Work instructions →
**1)** In the page on fragmentation scoring functions, restate the paragraph beginning "Scoring functions quantify the quality" as a short list, keeping its main points.
**2)** Retype the fragmentation scoring page from "Fragmentation Scoring Functions" to "(functional groups, rings)", character for character.

Fragmentation Scoring Functions
Overview
Scoring functions quantify the quality of a molecular fragmentation to guide optimization algorithms. A good fragmentation should:
Minimize breaking of strong chemical bonds
Produce fragments of reasonable, uniform size
Minimize interfragment interactions
Preserve chemical integrity (functional groups, rings)
Balance computational cost across fragments
Total Score Formulation
The total score is a weighted combination of component scores:
$$ S_{\text{total}} = \sum_{i} w_i \cdot S_i $$
where:
$w_i$ are tunable weights for each component
$S_i$ are individual score components
Higher scores indicate better fragmentations
Alternative formulation as minimization (penalty-based):
$$ P_{\text{total}} = \sum_{i} w_i \cdot P_i $$
where $P_i$ are penalty terms and lower values are better.
Component Scores
Bond Breaking Penalty ($S_{\text{bond}}$)
The most critical component—penalizes breaking covalent bonds:
$$ S_{\text{bond}} = -\sum_{b \in \text{broken}} E_{\text{bond}}(b) \cdot f_{\text{type}}(b) $$
where:
$E_{\text{bond}}(b)$ is the estimated bond energy
$f_{\text{type}}(b)$ is a multiplier based on bond type
Bond Type Multipliers
Bond Type |
$f_{\text{type}}$ |
Rationale |
|---|---|---|
Single (rotatable) |
1.0 |
Preferred break points |
Single (non-rotatable) |
1.5 |
Somewhat penalized |
Aromatic |
10.0 |
Strongly discouraged |
Double |
50.0 |
Almost forbidden |
Triple |
100.0 |
Forbidden |
Bond Energy Estimation
Approximate bond energies (kcal/mol):
$$ E_{\text{bond}}(X-Y) \approx \sqrt{E(X-X) \cdot E(Y-Y)} $$
Bond |
Energy (kcal/mol) |
|---|---|
C-C |
83 |
C-H |
99 |
C-N |
73 |
C-O |
86 |
C=O |
180 |
C=C |
146 |
C≡C |
200 |
Size Variance ($S_{\text{size}}$)

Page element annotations
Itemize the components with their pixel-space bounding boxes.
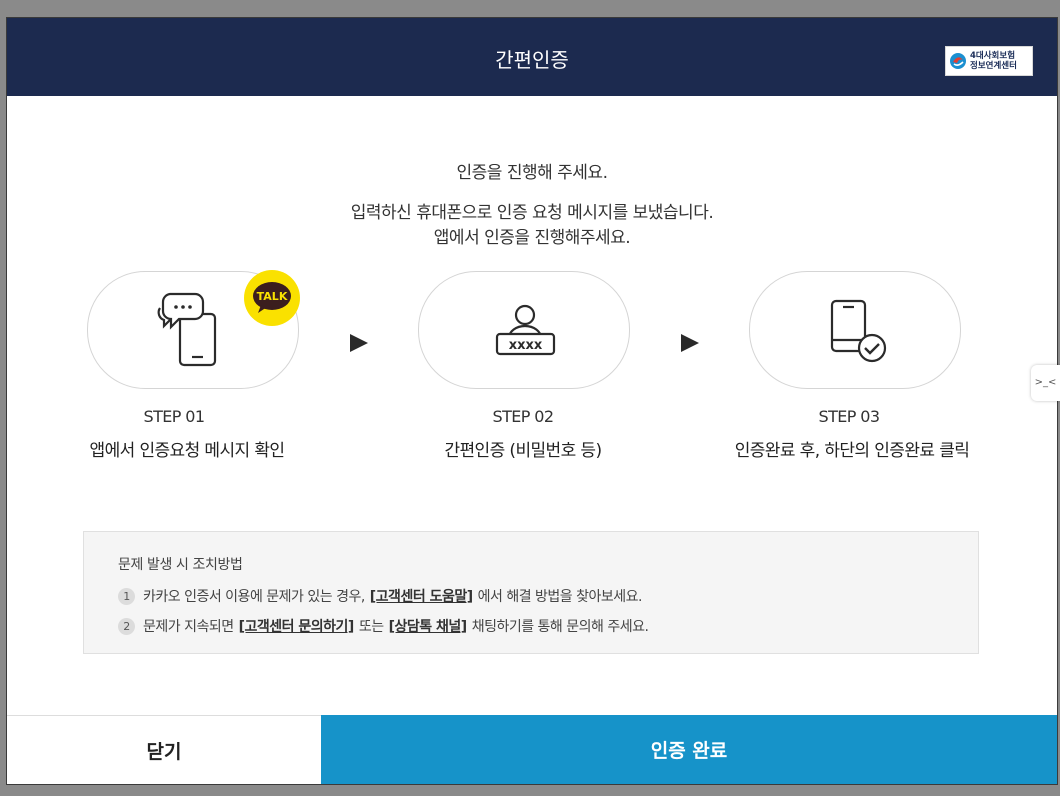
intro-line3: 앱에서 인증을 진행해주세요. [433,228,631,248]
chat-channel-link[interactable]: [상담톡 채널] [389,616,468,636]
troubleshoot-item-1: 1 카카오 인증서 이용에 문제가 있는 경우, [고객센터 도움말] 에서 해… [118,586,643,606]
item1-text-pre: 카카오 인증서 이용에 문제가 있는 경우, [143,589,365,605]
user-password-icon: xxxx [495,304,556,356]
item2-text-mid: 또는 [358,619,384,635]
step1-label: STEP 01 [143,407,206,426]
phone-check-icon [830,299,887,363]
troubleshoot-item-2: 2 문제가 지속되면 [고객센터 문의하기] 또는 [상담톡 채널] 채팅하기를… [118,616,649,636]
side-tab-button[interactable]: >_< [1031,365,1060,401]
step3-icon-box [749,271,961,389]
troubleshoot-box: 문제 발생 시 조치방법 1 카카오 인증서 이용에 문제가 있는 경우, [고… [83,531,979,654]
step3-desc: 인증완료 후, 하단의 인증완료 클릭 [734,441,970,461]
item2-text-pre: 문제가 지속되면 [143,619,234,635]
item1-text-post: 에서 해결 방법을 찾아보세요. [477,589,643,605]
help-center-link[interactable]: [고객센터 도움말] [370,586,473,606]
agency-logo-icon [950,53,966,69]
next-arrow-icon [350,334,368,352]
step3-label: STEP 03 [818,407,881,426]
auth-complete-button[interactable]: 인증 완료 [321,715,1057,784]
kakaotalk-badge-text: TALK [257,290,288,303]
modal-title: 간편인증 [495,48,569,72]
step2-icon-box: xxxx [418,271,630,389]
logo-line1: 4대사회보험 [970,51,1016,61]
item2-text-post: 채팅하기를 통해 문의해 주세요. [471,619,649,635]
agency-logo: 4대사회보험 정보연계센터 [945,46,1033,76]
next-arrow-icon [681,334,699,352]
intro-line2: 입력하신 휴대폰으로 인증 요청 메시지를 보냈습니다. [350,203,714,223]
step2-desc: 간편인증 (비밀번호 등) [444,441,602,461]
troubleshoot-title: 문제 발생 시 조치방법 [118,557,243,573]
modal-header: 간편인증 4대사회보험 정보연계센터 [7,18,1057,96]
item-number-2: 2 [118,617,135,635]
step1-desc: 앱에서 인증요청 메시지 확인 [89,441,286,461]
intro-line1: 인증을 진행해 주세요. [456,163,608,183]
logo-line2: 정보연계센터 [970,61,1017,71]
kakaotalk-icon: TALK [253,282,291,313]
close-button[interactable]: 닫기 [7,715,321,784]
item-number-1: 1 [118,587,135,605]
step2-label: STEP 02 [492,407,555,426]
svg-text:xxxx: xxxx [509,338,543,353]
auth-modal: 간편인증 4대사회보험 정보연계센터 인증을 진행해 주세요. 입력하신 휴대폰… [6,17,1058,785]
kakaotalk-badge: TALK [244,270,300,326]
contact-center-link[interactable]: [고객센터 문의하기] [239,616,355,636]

Solutions in order →
**1)**
Scoring functions rate how good a molecular fragmentation is, to steer optimization algorithms. A good fragmentation should:
- break as few strong chemical bonds as possible
- yield fragments of reasonable, even size
- keep interfragment interactions low
- leave functional groups and rings intact
- spread computational cost evenly across fragments

**2)**
Fragmentation Scoring Functions
Overview
Scoring functions quantify the quality of a molecular fragmentation to guide optimization algorithms. A good fragmentation should:
Minimize breaking of strong chemical bonds
Produce fragments of reasonable, uniform size
Minimize interfragment interactions
Preserve chemical integrity (functional groups, rings)